More arrogance from Governor Hain

An independent Wales would "leave Wales isolated and irrelevant." - Wales and Northern Ireland Secretary, 'Governor' Peter Hain.

Responding to the Wales on Sunday newspaper's opinion poll which showed an increase in support for independence, Peter Hain again displayed the insulting and bullying arrogance of his British Nationalist credentials.

Irrelevant? Why would an independent Wales be 'irrelevant'? Irrelevant to what? To Britain? To the world?

Every other independent nation is relevant to the international community. Why would Wales not be? Why do Peter Hain and his British nationalist stalwarts consider the Welsh as inferior, unequal and unfit to govern their own affairs?

Is Wales relevant now, as a sub-ordinate part of the United Kingdom? Where is Wales' prominence? Where is Wales' fair share of recognition, status and economic growth?

And if Wales were relevant now, why would she stop being relevant having gained independence?

Isolated? How could Wales possibly be any more isolated than any other independent nation? Is Denmark isolated? Is Ireland? Is Luxembourg? Is Finland? Lithuania? Latvia? Bulgaria, Canada, Mexico, Brazil, South Africa, India? Is Italy, France, America and indeed the United Kingdom, isolated?

■ Data records:

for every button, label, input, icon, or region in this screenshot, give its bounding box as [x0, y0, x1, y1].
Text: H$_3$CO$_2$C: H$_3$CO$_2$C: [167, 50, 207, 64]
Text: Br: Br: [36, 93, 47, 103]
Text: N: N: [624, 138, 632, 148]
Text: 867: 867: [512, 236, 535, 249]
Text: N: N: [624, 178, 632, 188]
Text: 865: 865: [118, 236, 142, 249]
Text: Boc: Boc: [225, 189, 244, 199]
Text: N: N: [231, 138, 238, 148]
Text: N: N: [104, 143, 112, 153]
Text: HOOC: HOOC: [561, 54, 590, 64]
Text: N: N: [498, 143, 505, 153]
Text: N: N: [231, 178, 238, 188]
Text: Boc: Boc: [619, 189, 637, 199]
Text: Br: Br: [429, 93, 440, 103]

■ Problem to solve: Write out the piece on Welsh independence word for word, from "Irrelevant? Why would" to "having gained independence?". The material is separate from the piece on Welsh independence.

■ Written response:
Irrelevant? Why would an independent Wales be 'irrelevant'? Irrelevant to what? To Britain? To the world?

Every other independent nation is relevant to the international community. Why would Wales not be? Why do Peter Hain and his British nationalist stalwarts consider the Welsh as inferior, unequal and unfit to govern their own affairs?

Is Wales relevant now, as a sub-ordinate part of the United Kingdom? Where is Wales' prominence? Where is Wales' fair share of recognition, status and economic growth?

And if Wales were relevant now, why would she stop being relevant having gained independence?